TASK GOAL: Gather every line of the material below that contains the string "logo", and treat uppercase and lowercase letters as different.

-- start INPUT FOR THIS TASK --

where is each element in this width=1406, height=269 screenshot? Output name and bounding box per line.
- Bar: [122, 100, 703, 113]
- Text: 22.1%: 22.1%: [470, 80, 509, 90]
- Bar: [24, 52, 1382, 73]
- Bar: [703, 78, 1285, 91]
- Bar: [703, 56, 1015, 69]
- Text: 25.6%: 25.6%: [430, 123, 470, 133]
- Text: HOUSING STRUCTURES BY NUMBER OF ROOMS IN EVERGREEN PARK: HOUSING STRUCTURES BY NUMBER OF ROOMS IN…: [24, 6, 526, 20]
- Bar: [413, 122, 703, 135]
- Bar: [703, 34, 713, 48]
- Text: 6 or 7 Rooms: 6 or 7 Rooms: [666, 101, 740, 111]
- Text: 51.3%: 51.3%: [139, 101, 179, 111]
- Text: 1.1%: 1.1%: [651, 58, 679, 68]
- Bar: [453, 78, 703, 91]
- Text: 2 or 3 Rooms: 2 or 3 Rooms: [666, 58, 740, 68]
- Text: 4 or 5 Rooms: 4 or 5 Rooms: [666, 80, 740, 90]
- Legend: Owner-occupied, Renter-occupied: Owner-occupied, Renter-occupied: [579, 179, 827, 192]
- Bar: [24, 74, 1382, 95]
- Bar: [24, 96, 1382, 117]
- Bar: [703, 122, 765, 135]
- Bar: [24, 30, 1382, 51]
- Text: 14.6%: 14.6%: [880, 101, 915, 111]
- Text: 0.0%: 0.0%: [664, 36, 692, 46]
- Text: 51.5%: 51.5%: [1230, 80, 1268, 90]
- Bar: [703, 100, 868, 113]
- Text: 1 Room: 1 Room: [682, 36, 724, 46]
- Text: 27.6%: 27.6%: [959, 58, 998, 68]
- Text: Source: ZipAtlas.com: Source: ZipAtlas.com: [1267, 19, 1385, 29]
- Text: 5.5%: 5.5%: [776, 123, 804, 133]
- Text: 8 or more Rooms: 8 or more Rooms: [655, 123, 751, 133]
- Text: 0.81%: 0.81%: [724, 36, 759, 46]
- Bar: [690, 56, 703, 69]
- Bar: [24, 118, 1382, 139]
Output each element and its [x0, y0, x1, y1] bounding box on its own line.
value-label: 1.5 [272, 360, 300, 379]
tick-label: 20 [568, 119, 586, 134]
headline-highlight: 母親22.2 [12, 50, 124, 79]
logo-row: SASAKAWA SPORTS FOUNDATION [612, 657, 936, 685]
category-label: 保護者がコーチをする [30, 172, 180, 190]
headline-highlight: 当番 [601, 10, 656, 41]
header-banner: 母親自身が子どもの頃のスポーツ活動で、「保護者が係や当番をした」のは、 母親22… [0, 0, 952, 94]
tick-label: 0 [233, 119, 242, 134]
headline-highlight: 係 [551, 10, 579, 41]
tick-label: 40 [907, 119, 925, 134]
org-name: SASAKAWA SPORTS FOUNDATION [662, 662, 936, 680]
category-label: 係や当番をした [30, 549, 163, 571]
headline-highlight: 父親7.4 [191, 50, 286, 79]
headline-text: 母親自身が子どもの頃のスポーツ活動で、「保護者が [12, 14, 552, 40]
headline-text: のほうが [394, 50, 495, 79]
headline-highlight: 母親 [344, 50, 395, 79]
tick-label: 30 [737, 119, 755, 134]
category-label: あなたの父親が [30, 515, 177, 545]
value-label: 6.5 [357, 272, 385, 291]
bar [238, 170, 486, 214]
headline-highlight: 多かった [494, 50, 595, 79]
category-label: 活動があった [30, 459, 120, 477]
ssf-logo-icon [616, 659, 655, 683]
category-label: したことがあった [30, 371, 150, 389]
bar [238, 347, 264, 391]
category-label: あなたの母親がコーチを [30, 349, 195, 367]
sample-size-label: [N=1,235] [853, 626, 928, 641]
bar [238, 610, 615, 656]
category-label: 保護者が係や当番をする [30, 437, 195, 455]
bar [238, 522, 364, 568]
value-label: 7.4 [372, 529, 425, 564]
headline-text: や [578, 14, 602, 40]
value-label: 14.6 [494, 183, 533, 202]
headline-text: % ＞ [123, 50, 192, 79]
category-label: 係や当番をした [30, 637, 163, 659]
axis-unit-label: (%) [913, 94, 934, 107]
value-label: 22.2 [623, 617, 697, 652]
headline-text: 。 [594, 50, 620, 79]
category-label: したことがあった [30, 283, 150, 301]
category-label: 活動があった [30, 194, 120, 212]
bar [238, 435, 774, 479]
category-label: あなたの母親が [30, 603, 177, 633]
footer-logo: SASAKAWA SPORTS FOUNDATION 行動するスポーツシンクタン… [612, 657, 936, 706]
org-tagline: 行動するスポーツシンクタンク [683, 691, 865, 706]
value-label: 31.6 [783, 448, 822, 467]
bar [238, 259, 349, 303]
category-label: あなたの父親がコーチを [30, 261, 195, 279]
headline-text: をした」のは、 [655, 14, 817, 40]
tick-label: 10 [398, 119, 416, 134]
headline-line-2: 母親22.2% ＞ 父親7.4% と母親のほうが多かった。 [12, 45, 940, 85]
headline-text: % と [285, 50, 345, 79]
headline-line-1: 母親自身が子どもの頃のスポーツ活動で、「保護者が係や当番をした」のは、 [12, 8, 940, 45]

-- end INPUT FOR THIS TASK --

TASK RESPONSE:
logo-row: SASAKAWA SPORTS FOUNDATION [612, 657, 936, 685]
ssf-logo-icon [616, 659, 655, 683]
footer-logo: SASAKAWA SPORTS FOUNDATION 行動するスポーツシンクタン… [612, 657, 936, 706]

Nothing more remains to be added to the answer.